◆ Saved entries
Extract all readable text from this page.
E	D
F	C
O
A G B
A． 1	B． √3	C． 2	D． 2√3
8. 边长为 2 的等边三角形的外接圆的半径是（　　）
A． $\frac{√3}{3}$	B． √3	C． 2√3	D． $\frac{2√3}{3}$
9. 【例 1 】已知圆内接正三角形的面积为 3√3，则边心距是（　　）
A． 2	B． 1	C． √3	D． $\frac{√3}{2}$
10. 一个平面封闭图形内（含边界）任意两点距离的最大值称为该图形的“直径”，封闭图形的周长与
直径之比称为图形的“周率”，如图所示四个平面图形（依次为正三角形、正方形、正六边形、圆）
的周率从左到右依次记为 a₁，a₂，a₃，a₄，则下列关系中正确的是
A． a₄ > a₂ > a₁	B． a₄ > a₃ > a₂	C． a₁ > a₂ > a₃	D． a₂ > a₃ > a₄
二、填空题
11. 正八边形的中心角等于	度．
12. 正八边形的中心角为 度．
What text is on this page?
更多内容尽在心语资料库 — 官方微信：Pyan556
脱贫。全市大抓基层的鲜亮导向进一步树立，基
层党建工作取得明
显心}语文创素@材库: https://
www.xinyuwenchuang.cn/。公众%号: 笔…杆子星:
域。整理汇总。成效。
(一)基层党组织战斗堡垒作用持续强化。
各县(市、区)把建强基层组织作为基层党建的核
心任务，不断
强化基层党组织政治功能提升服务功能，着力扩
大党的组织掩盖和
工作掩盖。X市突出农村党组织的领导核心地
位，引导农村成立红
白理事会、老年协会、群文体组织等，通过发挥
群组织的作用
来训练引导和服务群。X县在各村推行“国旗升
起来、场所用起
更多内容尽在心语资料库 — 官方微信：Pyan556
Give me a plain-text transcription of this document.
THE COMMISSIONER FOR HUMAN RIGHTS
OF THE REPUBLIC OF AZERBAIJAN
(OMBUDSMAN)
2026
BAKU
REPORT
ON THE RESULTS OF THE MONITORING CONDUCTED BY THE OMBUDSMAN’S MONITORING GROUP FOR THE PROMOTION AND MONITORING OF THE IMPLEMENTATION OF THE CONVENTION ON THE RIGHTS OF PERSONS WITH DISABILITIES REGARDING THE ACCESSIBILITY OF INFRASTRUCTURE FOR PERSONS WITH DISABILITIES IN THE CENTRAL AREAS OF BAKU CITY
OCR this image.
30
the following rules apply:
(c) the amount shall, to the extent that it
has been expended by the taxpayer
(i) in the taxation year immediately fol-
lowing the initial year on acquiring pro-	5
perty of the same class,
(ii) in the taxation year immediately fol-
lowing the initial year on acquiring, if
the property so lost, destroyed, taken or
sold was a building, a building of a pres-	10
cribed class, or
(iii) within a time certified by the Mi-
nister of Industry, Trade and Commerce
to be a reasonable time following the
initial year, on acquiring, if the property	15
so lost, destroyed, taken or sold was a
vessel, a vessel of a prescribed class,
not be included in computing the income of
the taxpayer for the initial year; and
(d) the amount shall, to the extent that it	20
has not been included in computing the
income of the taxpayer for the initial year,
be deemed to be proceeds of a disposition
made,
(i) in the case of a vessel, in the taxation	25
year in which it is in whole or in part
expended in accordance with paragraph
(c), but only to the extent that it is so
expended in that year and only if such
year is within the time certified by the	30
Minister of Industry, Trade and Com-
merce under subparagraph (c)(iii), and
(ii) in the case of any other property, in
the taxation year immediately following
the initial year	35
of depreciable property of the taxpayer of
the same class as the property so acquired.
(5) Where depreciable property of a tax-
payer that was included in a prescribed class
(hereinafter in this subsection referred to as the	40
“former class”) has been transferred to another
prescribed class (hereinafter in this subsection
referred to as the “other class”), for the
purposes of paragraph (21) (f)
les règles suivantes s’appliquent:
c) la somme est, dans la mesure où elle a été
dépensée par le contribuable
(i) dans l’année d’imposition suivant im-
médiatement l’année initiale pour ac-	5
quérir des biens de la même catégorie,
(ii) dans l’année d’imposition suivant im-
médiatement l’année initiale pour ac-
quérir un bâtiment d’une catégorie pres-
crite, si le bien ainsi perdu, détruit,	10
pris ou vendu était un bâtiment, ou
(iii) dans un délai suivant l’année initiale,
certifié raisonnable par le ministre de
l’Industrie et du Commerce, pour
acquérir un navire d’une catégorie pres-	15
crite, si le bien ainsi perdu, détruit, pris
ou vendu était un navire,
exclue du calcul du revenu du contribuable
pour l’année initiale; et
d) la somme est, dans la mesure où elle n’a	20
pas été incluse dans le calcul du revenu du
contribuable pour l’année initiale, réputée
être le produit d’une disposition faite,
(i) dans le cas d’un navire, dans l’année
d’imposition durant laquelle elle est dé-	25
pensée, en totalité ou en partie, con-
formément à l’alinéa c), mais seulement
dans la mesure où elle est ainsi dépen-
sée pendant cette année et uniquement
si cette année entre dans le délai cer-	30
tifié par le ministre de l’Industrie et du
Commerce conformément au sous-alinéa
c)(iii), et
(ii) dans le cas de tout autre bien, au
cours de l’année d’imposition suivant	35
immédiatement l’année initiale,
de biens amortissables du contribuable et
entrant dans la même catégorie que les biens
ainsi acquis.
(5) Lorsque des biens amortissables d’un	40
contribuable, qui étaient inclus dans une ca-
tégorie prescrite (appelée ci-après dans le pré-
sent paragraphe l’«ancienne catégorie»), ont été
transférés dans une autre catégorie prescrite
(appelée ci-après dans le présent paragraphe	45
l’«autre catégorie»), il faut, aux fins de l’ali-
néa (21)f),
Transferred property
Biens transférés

◆ SET PROBLEM
Write out the entries above word for word.

◆ RESPONSE TO THE EXERCISE
Extract all readable text from this page.
E	D
F	C
O
A G B
A． 1	B． √3	C． 2	D． 2√3
8. 边长为 2 的等边三角形的外接圆的半径是（　　）
A． $\frac{√3}{3}$	B． √3	C． 2√3	D． $\frac{2√3}{3}$
9. 【例 1 】已知圆内接正三角形的面积为 3√3，则边心距是（　　）
A． 2	B． 1	C． √3	D． $\frac{√3}{2}$
10. 一个平面封闭图形内（含边界）任意两点距离的最大值称为该图形的“直径”，封闭图形的周长与
直径之比称为图形的“周率”，如图所示四个平面图形（依次为正三角形、正方形、正六边形、圆）
的周率从左到右依次记为 a₁，a₂，a₃，a₄，则下列关系中正确的是
A． a₄ > a₂ > a₁	B． a₄ > a₃ > a₂	C． a₁ > a₂ > a₃	D． a₂ > a₃ > a₄
二、填空题
11. 正八边形的中心角等于	度．
12. 正八边形的中心角为 度．
What text is on this page?
更多内容尽在心语资料库 — 官方微信：Pyan556
脱贫。全市大抓基层的鲜亮导向进一步树立，基
层党建工作取得明
显心}语文创素@材库: https://
www.xinyuwenchuang.cn/。公众%号: 笔…杆子星:
域。整理汇总。成效。
(一)基层党组织战斗堡垒作用持续强化。
各县(市、区)把建强基层组织作为基层党建的核
心任务，不断
强化基层党组织政治功能提升服务功能，着力扩
大党的组织掩盖和
工作掩盖。X市突出农村党组织的领导核心地
位，引导农村成立红
白理事会、老年协会、群文体组织等，通过发挥
群组织的作用
来训练引导和服务群。X县在各村推行“国旗升
起来、场所用起
更多内容尽在心语资料库 — 官方微信：Pyan556
Give me a plain-text transcription of this document.
THE COMMISSIONER FOR HUMAN RIGHTS
OF THE REPUBLIC OF AZERBAIJAN
(OMBUDSMAN)
2026
BAKU
REPORT
ON THE RESULTS OF THE MONITORING CONDUCTED BY THE OMBUDSMAN’S MONITORING GROUP FOR THE PROMOTION AND MONITORING OF THE IMPLEMENTATION OF THE CONVENTION ON THE RIGHTS OF PERSONS WITH DISABILITIES REGARDING THE ACCESSIBILITY OF INFRASTRUCTURE FOR PERSONS WITH DISABILITIES IN THE CENTRAL AREAS OF BAKU CITY
OCR this image.
30
the following rules apply:
(c) the amount shall, to the extent that it
has been expended by the taxpayer
(i) in the taxation year immediately fol-
lowing the initial year on acquiring pro-	5
perty of the same class,
(ii) in the taxation year immediately fol-
lowing the initial year on acquiring, if
the property so lost, destroyed, taken or
sold was a building, a building of a pres-	10
cribed class, or
(iii) within a time certified by the Mi-
nister of Industry, Trade and Commerce
to be a reasonable time following the
initial year, on acquiring, if the property	15
so lost, destroyed, taken or sold was a
vessel, a vessel of a prescribed class,
not be included in computing the income of
the taxpayer for the initial year; and
(d) the amount shall, to the extent that it	20
has not been included in computing the
income of the taxpayer for the initial year,
be deemed to be proceeds of a disposition
made,
(i) in the case of a vessel, in the taxation	25
year in which it is in whole or in part
expended in accordance with paragraph
(c), but only to the extent that it is so
expended in that year and only if such
year is within the time certified by the	30
Minister of Industry, Trade and Com-
merce under subparagraph (c)(iii), and
(ii) in the case of any other property, in
the taxation year immediately following
the initial year	35
of depreciable property of the taxpayer of
the same class as the property so acquired.
(5) Where depreciable property of a tax-
payer that was included in a prescribed class
(hereinafter in this subsection referred to as the	40
“former class”) has been transferred to another
prescribed class (hereinafter in this subsection
referred to as the “other class”), for the
purposes of paragraph (21) (f)
les règles suivantes s’appliquent:
c) la somme est, dans la mesure où elle a été
dépensée par le contribuable
(i) dans l’année d’imposition suivant im-
médiatement l’année initiale pour ac-	5
quérir des biens de la même catégorie,
(ii) dans l’année d’imposition suivant im-
médiatement l’année initiale pour ac-
quérir un bâtiment d’une catégorie pres-
crite, si le bien ainsi perdu, détruit,	10
pris ou vendu était un bâtiment, ou
(iii) dans un délai suivant l’année initiale,
certifié raisonnable par le ministre de
l’Industrie et du Commerce, pour
acquérir un navire d’une catégorie pres-	15
crite, si le bien ainsi perdu, détruit, pris
ou vendu était un navire,
exclue du calcul du revenu du contribuable
pour l’année initiale; et
d) la somme est, dans la mesure où elle n’a	20
pas été incluse dans le calcul du revenu du
contribuable pour l’année initiale, réputée
être le produit d’une disposition faite,
(i) dans le cas d’un navire, dans l’année
d’imposition durant laquelle elle est dé-	25
pensée, en totalité ou en partie, con-
formément à l’alinéa c), mais seulement
dans la mesure où elle est ainsi dépen-
sée pendant cette année et uniquement
si cette année entre dans le délai cer-	30
tifié par le ministre de l’Industrie et du
Commerce conformément au sous-alinéa
c)(iii), et
(ii) dans le cas de tout autre bien, au
cours de l’année d’imposition suivant	35
immédiatement l’année initiale,
de biens amortissables du contribuable et
entrant dans la même catégorie que les biens
ainsi acquis.
(5) Lorsque des biens amortissables d’un	40
contribuable, qui étaient inclus dans une ca-
tégorie prescrite (appelée ci-après dans le pré-
sent paragraphe l’«ancienne catégorie»), ont été
transférés dans une autre catégorie prescrite
(appelée ci-après dans le présent paragraphe	45
l’«autre catégorie»), il faut, aux fins de l’ali-
néa (21)f),
Transferred property
Biens transférés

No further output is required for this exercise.